--- BRIEF ---
Filter these entries, keeping only lines that hold the word "Applicants".

[Data extracted from a collection]
====

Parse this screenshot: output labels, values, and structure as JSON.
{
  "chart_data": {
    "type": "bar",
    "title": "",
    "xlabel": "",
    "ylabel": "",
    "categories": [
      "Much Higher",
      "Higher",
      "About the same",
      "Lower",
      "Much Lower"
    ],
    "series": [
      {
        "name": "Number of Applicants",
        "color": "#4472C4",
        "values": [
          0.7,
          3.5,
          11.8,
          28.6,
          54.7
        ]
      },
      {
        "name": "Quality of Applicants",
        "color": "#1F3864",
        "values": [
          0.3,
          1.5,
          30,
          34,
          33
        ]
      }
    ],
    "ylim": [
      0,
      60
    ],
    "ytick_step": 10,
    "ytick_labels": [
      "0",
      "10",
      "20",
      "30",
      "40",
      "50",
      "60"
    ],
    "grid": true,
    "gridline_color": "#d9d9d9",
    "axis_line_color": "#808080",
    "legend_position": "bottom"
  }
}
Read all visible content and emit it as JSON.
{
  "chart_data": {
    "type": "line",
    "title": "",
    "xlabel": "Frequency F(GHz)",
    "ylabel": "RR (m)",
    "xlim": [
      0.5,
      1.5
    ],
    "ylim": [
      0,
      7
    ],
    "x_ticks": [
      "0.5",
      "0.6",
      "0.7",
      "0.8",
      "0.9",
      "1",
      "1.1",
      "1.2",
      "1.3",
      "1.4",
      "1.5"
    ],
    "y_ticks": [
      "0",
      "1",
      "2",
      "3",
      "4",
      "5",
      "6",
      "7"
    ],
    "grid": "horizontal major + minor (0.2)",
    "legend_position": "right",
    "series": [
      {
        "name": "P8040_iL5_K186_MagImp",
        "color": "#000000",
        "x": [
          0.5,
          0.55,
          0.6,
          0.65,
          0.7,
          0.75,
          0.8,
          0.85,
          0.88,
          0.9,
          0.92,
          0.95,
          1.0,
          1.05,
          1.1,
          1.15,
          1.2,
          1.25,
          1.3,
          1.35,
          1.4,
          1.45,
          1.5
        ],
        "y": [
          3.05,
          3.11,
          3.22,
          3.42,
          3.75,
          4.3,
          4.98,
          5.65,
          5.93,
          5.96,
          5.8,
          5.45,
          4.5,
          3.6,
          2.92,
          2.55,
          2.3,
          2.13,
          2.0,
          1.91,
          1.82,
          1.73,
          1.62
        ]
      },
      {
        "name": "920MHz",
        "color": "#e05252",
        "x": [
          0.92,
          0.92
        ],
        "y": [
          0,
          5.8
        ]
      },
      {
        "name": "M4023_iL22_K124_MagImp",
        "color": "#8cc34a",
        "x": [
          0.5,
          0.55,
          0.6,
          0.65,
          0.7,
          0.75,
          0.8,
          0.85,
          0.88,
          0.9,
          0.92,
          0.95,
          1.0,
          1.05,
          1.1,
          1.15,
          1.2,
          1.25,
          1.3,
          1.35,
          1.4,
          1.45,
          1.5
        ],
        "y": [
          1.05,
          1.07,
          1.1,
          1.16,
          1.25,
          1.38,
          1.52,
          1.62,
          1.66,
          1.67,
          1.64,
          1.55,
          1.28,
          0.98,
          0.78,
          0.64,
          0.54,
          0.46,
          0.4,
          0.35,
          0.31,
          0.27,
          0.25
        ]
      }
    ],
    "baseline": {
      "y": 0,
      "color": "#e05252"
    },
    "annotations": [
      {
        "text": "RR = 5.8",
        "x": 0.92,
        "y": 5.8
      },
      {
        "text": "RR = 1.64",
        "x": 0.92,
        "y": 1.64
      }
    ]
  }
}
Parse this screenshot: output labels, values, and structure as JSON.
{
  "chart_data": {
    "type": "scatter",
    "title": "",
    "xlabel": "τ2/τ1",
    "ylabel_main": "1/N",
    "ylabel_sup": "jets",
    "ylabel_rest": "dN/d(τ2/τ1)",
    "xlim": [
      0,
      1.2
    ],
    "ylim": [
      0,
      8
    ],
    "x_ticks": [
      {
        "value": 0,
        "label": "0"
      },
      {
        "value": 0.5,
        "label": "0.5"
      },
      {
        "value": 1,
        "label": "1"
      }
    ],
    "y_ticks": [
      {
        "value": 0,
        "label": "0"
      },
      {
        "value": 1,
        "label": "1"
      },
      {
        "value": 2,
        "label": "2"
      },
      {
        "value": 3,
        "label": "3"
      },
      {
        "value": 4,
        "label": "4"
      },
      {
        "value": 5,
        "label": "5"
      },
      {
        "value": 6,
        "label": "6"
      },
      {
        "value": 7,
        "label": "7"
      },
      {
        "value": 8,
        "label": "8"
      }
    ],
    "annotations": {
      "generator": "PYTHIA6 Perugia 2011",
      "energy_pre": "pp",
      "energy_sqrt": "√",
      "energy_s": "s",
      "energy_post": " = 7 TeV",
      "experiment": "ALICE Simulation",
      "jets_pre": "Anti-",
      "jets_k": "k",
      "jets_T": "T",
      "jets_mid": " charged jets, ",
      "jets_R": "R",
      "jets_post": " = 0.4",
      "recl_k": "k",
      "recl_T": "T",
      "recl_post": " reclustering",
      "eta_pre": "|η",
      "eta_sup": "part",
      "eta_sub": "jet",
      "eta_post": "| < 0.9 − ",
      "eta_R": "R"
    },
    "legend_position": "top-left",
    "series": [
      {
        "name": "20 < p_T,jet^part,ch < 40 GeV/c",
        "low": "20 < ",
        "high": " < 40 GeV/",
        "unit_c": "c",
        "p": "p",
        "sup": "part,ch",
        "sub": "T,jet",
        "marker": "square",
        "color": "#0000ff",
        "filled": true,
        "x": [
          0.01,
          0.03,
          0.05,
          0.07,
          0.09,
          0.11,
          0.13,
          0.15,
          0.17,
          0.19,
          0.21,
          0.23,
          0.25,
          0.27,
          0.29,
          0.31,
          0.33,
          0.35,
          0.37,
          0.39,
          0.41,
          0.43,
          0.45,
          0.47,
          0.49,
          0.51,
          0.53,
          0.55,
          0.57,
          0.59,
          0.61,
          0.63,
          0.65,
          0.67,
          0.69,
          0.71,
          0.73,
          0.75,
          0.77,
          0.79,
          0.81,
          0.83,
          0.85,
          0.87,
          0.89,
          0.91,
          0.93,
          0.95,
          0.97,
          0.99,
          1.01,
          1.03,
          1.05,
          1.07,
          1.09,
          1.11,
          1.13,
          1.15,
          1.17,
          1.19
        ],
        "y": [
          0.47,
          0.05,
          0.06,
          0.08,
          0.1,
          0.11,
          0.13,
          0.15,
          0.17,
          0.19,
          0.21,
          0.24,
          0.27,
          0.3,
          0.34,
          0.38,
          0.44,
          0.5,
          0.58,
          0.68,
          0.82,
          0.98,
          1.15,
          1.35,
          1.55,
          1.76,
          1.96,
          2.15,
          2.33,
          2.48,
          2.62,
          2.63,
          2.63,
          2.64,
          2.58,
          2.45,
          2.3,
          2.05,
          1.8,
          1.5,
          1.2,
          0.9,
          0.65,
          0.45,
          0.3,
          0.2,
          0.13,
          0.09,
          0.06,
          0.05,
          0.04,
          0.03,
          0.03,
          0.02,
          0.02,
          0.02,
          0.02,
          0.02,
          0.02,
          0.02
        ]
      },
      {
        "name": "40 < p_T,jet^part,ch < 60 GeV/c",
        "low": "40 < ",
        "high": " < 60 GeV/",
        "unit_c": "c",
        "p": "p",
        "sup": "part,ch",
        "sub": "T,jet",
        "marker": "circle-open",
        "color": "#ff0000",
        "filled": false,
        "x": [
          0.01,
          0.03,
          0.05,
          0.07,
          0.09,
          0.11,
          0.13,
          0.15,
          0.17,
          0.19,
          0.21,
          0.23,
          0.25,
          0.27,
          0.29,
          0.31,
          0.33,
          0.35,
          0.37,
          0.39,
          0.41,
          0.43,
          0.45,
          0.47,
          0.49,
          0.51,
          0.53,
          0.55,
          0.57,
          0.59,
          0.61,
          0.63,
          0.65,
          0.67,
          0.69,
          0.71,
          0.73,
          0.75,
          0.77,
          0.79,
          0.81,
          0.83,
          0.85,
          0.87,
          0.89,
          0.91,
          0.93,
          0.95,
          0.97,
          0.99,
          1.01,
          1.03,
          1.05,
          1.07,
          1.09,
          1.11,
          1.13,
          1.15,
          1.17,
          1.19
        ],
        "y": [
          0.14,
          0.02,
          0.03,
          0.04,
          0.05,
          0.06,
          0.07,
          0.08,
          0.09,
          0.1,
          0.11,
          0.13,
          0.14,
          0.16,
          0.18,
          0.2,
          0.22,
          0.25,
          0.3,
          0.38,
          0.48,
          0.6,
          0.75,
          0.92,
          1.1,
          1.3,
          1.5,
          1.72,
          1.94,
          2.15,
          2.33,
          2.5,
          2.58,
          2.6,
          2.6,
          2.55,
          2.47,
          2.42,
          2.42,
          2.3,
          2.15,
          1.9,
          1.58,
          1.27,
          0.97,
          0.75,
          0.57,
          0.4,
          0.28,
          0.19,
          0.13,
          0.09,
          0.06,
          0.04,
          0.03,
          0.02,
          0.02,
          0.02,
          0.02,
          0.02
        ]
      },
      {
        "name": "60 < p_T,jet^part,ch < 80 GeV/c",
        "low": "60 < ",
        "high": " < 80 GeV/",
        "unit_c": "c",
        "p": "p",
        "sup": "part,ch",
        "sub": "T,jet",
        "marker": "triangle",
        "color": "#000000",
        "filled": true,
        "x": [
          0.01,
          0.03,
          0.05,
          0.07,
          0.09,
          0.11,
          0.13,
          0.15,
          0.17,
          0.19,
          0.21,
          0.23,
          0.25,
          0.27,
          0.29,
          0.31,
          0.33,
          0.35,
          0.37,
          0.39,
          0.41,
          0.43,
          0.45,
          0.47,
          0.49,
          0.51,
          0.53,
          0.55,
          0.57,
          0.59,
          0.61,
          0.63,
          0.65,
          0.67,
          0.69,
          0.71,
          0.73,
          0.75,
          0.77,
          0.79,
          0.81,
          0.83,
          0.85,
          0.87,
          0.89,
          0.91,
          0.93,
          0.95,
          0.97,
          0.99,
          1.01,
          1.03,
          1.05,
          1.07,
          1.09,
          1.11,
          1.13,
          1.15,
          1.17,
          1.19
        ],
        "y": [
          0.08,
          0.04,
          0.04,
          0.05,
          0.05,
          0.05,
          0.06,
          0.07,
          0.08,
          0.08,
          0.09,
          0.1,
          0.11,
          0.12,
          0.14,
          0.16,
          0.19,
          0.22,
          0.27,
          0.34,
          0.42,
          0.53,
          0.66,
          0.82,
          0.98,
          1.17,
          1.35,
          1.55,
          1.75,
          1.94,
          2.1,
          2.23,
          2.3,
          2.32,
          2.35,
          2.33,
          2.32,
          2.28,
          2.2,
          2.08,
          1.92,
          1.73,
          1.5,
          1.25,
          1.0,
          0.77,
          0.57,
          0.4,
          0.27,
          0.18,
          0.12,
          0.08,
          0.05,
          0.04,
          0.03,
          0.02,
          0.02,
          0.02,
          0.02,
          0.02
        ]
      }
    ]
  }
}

====

--- THE RESPONSE ---
        "name": "Number of Applicants",
        "name": "Quality of Applicants",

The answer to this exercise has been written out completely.